Dataset records:

◇ ◇ ◇

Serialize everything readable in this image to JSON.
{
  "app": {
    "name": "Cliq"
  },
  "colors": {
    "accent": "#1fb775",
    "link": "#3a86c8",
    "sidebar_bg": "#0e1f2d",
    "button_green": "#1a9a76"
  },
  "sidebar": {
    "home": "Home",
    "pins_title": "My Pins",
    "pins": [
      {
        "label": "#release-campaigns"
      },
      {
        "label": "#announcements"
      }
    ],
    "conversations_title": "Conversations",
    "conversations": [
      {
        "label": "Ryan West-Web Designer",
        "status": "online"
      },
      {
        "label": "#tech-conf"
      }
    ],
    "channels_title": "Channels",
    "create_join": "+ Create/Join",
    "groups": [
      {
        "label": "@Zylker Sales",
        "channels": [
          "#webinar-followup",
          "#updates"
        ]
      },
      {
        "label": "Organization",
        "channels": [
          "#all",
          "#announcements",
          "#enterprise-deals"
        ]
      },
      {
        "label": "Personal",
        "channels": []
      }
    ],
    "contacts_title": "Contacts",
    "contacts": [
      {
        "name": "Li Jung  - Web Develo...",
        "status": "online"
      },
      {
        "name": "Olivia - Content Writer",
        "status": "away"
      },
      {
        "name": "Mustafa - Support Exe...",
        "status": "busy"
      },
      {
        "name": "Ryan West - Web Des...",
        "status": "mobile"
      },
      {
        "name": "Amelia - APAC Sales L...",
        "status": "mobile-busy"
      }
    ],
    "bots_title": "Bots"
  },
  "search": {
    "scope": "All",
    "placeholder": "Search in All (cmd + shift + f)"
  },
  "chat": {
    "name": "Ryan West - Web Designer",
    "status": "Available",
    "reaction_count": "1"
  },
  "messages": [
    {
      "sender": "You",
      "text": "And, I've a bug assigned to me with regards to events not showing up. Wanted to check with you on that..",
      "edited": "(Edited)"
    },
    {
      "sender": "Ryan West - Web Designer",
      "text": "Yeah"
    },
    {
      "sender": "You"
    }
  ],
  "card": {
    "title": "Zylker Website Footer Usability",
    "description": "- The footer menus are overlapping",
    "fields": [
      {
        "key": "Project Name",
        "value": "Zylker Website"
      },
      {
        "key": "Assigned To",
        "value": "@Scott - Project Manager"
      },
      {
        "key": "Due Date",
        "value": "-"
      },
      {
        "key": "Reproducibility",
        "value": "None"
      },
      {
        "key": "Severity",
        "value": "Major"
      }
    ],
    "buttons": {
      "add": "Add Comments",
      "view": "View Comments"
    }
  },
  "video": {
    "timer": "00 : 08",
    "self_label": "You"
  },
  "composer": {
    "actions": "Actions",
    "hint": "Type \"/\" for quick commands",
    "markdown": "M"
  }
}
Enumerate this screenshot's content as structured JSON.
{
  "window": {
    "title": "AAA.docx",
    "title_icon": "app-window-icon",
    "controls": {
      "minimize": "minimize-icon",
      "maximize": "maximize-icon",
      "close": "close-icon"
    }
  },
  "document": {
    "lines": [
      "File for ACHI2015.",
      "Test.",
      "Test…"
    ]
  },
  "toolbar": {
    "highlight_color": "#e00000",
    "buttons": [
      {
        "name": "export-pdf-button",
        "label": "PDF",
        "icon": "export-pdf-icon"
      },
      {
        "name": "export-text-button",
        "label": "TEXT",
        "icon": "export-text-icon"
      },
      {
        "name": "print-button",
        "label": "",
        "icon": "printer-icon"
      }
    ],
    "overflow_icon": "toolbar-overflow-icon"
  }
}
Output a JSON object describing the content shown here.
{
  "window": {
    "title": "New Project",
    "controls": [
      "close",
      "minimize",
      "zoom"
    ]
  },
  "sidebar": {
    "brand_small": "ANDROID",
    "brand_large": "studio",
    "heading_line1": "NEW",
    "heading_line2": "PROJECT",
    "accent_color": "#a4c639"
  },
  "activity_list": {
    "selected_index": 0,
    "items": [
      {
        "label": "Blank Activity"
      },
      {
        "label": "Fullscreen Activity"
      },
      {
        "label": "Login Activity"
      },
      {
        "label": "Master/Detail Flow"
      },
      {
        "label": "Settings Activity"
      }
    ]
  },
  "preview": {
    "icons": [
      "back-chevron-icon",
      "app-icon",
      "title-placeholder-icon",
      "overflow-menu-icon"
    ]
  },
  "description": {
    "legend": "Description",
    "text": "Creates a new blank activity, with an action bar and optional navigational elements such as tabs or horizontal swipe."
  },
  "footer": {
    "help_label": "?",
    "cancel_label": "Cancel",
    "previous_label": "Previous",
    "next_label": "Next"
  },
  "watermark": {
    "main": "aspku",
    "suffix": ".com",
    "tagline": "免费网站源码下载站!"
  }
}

◇ ◇ ◇

Exercise prompt: Return all the data exactly as given.

Solved exercise:
Serialize everything readable in this image to JSON.
{
  "app": {
    "name": "Cliq"
  },
  "colors": {
    "accent": "#1fb775",
    "link": "#3a86c8",
    "sidebar_bg": "#0e1f2d",
    "button_green": "#1a9a76"
  },
  "sidebar": {
    "home": "Home",
    "pins_title": "My Pins",
    "pins": [
      {
        "label": "#release-campaigns"
      },
      {
        "label": "#announcements"
      }
    ],
    "conversations_title": "Conversations",
    "conversations": [
      {
        "label": "Ryan West-Web Designer",
        "status": "online"
      },
      {
        "label": "#tech-conf"
      }
    ],
    "channels_title": "Channels",
    "create_join": "+ Create/Join",
    "groups": [
      {
        "label": "@Zylker Sales",
        "channels": [
          "#webinar-followup",
          "#updates"
        ]
      },
      {
        "label": "Organization",
        "channels": [
          "#all",
          "#announcements",
          "#enterprise-deals"
        ]
      },
      {
        "label": "Personal",
        "channels": []
      }
    ],
    "contacts_title": "Contacts",
    "contacts": [
      {
        "name": "Li Jung  - Web Develo...",
        "status": "online"
      },
      {
        "name": "Olivia - Content Writer",
        "status": "away"
      },
      {
        "name": "Mustafa - Support Exe...",
        "status": "busy"
      },
      {
        "name": "Ryan West - Web Des...",
        "status": "mobile"
      },
      {
        "name": "Amelia - APAC Sales L...",
        "status": "mobile-busy"
      }
    ],
    "bots_title": "Bots"
  },
  "search": {
    "scope": "All",
    "placeholder": "Search in All (cmd + shift + f)"
  },
  "chat": {
    "name": "Ryan West - Web Designer",
    "status": "Available",
    "reaction_count": "1"
  },
  "messages": [
    {
      "sender": "You",
      "text": "And, I've a bug assigned to me with regards to events not showing up. Wanted to check with you on that..",
      "edited": "(Edited)"
    },
    {
      "sender": "Ryan West - Web Designer",
      "text": "Yeah"
    },
    {
      "sender": "You"
    }
  ],
  "card": {
    "title": "Zylker Website Footer Usability",
    "description": "- The footer menus are overlapping",
    "fields": [
      {
        "key": "Project Name",
        "value": "Zylker Website"
      },
      {
        "key": "Assigned To",
        "value": "@Scott - Project Manager"
      },
      {
        "key": "Due Date",
        "value": "-"
      },
      {
        "key": "Reproducibility",
        "value": "None"
      },
      {
        "key": "Severity",
        "value": "Major"
      }
    ],
    "buttons": {
      "add": "Add Comments",
      "view": "View Comments"
    }
  },
  "video": {
    "timer": "00 : 08",
    "self_label": "You"
  },
  "composer": {
    "actions": "Actions",
    "hint": "Type \"/\" for quick commands",
    "markdown": "M"
  }
}
Enumerate this screenshot's content as structured JSON.
{
  "window": {
    "title": "AAA.docx",
    "title_icon": "app-window-icon",
    "controls": {
      "minimize": "minimize-icon",
      "maximize": "maximize-icon",
      "close": "close-icon"
    }
  },
  "document": {
    "lines": [
      "File for ACHI2015.",
      "Test.",
      "Test…"
    ]
  },
  "toolbar": {
    "highlight_color": "#e00000",
    "buttons": [
      {
        "name": "export-pdf-button",
        "label": "PDF",
        "icon": "export-pdf-icon"
      },
      {
        "name": "export-text-button",
        "label": "TEXT",
        "icon": "export-text-icon"
      },
      {
        "name": "print-button",
        "label": "",
        "icon": "printer-icon"
      }
    ],
    "overflow_icon": "toolbar-overflow-icon"
  }
}
Output a JSON object describing the content shown here.
{
  "window": {
    "title": "New Project",
    "controls": [
      "close",
      "minimize",
      "zoom"
    ]
  },
  "sidebar": {
    "brand_small": "ANDROID",
    "brand_large": "studio",
    "heading_line1": "NEW",
    "heading_line2": "PROJECT",
    "accent_color": "#a4c639"
  },
  "activity_list": {
    "selected_index": 0,
    "items": [
      {
        "label": "Blank Activity"
      },
      {
        "label": "Fullscreen Activity"
      },
      {
        "label": "Login Activity"
      },
      {
        "label": "Master/Detail Flow"
      },
      {
        "label": "Settings Activity"
      }
    ]
  },
  "preview": {
    "icons": [
      "back-chevron-icon",
      "app-icon",
      "title-placeholder-icon",
      "overflow-menu-icon"
    ]
  },
  "description": {
    "legend": "Description",
    "text": "Creates a new blank activity, with an action bar and optional navigational elements such as tabs or horizontal swipe."
  },
  "footer": {
    "help_label": "?",
    "cancel_label": "Cancel",
    "previous_label": "Previous",
    "next_label": "Next"
  },
  "watermark": {
    "main": "aspku",
    "suffix": ".com",
    "tagline": "免费网站源码下载站!"
  }
}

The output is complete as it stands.